* **Short problem**: From the entries provided below, copy each line that contains the word "Configuration".
++++ Data provided ++++
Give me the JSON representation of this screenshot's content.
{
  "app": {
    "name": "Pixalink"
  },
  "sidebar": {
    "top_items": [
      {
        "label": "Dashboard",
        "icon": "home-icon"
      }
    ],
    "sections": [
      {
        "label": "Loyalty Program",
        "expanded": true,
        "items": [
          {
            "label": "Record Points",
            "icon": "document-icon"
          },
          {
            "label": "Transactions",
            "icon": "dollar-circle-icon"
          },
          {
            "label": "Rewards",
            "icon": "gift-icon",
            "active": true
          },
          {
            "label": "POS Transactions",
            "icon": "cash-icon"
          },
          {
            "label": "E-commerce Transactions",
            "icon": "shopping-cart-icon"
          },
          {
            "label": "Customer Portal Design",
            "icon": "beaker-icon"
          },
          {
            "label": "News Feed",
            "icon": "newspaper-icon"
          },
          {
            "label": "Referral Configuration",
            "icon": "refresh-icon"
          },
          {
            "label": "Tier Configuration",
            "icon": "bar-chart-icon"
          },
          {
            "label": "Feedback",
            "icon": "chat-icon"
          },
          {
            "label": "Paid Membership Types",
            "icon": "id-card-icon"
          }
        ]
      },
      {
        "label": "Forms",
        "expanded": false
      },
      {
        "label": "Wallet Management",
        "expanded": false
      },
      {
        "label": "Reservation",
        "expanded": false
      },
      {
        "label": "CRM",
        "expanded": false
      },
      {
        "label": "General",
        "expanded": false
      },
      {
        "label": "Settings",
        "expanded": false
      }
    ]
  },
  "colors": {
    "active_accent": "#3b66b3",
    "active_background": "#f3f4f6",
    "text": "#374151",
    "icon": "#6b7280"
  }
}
++++
* **Solution for this task**:
            "label": "Referral Configuration",
            "label": "Tier Configuration",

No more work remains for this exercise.